> Supplied information
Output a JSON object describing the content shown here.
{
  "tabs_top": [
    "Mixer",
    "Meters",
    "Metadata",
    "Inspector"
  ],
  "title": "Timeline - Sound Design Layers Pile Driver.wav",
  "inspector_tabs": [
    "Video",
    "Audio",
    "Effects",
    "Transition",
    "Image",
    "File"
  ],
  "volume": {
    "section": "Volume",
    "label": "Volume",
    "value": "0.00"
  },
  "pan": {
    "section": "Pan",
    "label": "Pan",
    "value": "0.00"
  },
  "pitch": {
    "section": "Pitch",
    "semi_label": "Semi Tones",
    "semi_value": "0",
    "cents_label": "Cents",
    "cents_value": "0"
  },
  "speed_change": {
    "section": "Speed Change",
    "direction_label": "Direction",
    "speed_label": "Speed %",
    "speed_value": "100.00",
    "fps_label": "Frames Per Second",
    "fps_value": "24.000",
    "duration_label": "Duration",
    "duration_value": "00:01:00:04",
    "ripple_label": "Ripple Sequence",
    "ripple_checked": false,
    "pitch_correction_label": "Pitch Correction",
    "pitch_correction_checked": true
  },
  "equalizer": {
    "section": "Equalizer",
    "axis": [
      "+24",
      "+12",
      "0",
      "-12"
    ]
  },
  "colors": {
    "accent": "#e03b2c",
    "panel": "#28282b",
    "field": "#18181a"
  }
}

> Work to be completed
Extract the complete set of records unchanged.

> Task answer
Output a JSON object describing the content shown here.
{
  "tabs_top": [
    "Mixer",
    "Meters",
    "Metadata",
    "Inspector"
  ],
  "title": "Timeline - Sound Design Layers Pile Driver.wav",
  "inspector_tabs": [
    "Video",
    "Audio",
    "Effects",
    "Transition",
    "Image",
    "File"
  ],
  "volume": {
    "section": "Volume",
    "label": "Volume",
    "value": "0.00"
  },
  "pan": {
    "section": "Pan",
    "label": "Pan",
    "value": "0.00"
  },
  "pitch": {
    "section": "Pitch",
    "semi_label": "Semi Tones",
    "semi_value": "0",
    "cents_label": "Cents",
    "cents_value": "0"
  },
  "speed_change": {
    "section": "Speed Change",
    "direction_label": "Direction",
    "speed_label": "Speed %",
    "speed_value": "100.00",
    "fps_label": "Frames Per Second",
    "fps_value": "24.000",
    "duration_label": "Duration",
    "duration_value": "00:01:00:04",
    "ripple_label": "Ripple Sequence",
    "ripple_checked": false,
    "pitch_correction_label": "Pitch Correction",
    "pitch_correction_checked": true
  },
  "equalizer": {
    "section": "Equalizer",
    "axis": [
      "+24",
      "+12",
      "0",
      "-12"
    ]
  },
  "colors": {
    "accent": "#e03b2c",
    "panel": "#28282b",
    "field": "#18181a"
  }
}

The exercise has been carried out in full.